● **Raw records**
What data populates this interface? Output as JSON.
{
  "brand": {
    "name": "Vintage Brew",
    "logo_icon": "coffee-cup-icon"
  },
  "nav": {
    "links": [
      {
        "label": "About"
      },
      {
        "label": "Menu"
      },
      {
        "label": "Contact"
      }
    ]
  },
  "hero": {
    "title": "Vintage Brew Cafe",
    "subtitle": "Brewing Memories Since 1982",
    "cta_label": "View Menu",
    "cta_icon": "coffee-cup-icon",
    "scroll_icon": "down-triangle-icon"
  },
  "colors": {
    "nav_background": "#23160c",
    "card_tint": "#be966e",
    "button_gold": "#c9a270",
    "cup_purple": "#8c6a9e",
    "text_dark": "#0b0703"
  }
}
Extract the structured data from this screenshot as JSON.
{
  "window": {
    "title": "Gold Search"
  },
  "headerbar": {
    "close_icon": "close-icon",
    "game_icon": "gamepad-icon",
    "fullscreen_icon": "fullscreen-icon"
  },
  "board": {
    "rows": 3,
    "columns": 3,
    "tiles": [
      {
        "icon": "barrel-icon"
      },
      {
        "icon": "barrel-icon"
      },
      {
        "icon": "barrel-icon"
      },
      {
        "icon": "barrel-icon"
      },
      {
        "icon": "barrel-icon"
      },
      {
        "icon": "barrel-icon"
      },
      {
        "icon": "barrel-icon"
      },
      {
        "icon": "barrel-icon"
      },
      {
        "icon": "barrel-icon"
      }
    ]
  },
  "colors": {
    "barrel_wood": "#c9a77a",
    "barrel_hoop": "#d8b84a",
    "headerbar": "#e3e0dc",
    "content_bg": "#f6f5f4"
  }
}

● **Exercise aim**
Restate every line of the data word for word.

● **Finished exercise**
What data populates this interface? Output as JSON.
{
  "brand": {
    "name": "Vintage Brew",
    "logo_icon": "coffee-cup-icon"
  },
  "nav": {
    "links": [
      {
        "label": "About"
      },
      {
        "label": "Menu"
      },
      {
        "label": "Contact"
      }
    ]
  },
  "hero": {
    "title": "Vintage Brew Cafe",
    "subtitle": "Brewing Memories Since 1982",
    "cta_label": "View Menu",
    "cta_icon": "coffee-cup-icon",
    "scroll_icon": "down-triangle-icon"
  },
  "colors": {
    "nav_background": "#23160c",
    "card_tint": "#be966e",
    "button_gold": "#c9a270",
    "cup_purple": "#8c6a9e",
    "text_dark": "#0b0703"
  }
}
Extract the structured data from this screenshot as JSON.
{
  "window": {
    "title": "Gold Search"
  },
  "headerbar": {
    "close_icon": "close-icon",
    "game_icon": "gamepad-icon",
    "fullscreen_icon": "fullscreen-icon"
  },
  "board": {
    "rows": 3,
    "columns": 3,
    "tiles": [
      {
        "icon": "barrel-icon"
      },
      {
        "icon": "barrel-icon"
      },
      {
        "icon": "barrel-icon"
      },
      {
        "icon": "barrel-icon"
      },
      {
        "icon": "barrel-icon"
      },
      {
        "icon": "barrel-icon"
      },
      {
        "icon": "barrel-icon"
      },
      {
        "icon": "barrel-icon"
      },
      {
        "icon": "barrel-icon"
      }
    ]
  },
  "colors": {
    "barrel_wood": "#c9a77a",
    "barrel_hoop": "#d8b84a",
    "headerbar": "#e3e0dc",
    "content_bg": "#f6f5f4"
  }
}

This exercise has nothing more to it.